## Exercise instructions
Carry on the passage about employee financial stress below, starting right after its final sentence.

## Selected passage
□ □ □ □ □

How to engage employees in their finances to reduce stress alt

Financial wellness and the workplace

A commonly used definition of financial wellness is having an understanding of your financial situation and taking care of it in such a way that you are prepared for financial changes in your life. Maintaining this balance consists of being comfortable with where your money comes from and planning for where it is going in the future.

The Money Advice Service (MAS) recently found that more than 16 million people in the UK have less than £100 in savings

According to recent research from Barclays of 100 UK employers, nearly half (46%) of employees worry about their finances, 20% avoid thinking about their finances because they find it upsetting and 18% lose sleep due to financial stress.

What are the ramifications for employers? PWC employee financial wellness research highlights that of those employees who are stressed about their finances, 48% are distracted at work and 50% spend 3 or more hours a day dealing with financial matters. Lost productivity resulting from financial related stress in the workplace is believed to equate to 4% of UK employers bottom line, totalling almost £19bn.

The causes of financial stress

What are the causes of financial stress? CIPD financial well-being research shows that the biggest causes of stress and detractors from positive financial well-being are 1) only just earning enough money to get by 2) associated hassles involved with saving 3) the time it takes to manage money 4) difficulty in interpreting financial jargon.

□ □ □ □ □

## Given entries
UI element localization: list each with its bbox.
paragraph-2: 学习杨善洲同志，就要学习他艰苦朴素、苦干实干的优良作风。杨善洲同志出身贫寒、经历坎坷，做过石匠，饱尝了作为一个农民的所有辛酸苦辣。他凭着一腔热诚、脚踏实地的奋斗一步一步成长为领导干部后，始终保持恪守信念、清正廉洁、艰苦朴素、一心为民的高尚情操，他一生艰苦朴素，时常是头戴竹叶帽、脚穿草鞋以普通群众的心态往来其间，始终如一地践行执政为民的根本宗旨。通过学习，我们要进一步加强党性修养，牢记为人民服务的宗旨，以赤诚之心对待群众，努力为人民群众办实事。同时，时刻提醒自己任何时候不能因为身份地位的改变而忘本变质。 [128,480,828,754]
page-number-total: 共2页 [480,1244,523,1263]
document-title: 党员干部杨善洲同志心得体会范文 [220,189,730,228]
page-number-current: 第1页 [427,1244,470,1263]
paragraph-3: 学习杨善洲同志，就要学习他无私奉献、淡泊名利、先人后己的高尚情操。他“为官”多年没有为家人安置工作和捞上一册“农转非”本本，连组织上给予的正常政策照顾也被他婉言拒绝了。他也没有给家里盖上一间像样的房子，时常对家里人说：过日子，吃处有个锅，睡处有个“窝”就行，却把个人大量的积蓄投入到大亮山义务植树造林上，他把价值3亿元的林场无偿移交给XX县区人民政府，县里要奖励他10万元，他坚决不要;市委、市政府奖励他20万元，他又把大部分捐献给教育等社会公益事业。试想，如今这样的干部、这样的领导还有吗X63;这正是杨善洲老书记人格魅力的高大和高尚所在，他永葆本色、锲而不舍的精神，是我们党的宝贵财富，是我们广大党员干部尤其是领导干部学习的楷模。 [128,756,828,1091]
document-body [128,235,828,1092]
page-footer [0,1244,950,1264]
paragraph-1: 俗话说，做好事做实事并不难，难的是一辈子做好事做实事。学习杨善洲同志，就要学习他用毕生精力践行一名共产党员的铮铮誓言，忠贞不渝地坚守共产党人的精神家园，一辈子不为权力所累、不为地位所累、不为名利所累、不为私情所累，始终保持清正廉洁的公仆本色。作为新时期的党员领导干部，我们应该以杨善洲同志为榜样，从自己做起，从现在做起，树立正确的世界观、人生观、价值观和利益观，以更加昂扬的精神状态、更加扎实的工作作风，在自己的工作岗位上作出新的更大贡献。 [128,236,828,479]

□ □ □ □ □

## Final answer
Another key factor we face is the use of technology in our daily lives, making it easier to spend the little disposable income we have left after rising living costs with the click of a button. Social media bombards us with images promoting celebrity fashion lines or their favourite holiday spots, subconsciously draining our will power to save. It’s unfortunate that celebrities don’t post about their retirement goals and share the financial planning advantages they are getting by paying very large fees to tax planners and financial advisers.

Despite all of this, some published reports still do not identify people's finances as a root cause of stress in the workplace and tend to focus more on internal work activities such as Acas’ stress at work report www.acas.org.uk/CHttpHandler.ashx?id=1072&p=0  This leads us to ask whether enough focus is placed on helping employees with stress at work that is driven by external factors as well as work related activities.

How to ease financial stress for your employees

What does this information tell us and what can be done to help ease the effects on financial stress on productivity in the workplace? Recent market research shows us: 49% of staff feel their workplaces should do more to make them better informed about their finances (Source: City AM), Two-thirds of 18–24-year-olds value savings as part of their overall financial wellbeing (Source: YouGov) and 78% of employees believe that having a savings nest egg would help with their everyday stress levels (Source: YouGov for Unum). 

I’m sure we all know the saying, ‘give a man a fish and you feed him for a day; teach a man to fish and you feed him for a lifetime.’ It simply isn’t possible to just pay off all our employee’s debt and give them additional money to booster their savings pots, added to the additional costs of rising pensions auto-enrolment minimum contributions. It is far more achievable and cost effective to educate them on how to manage money and make available solutions that help people get into better financial habits.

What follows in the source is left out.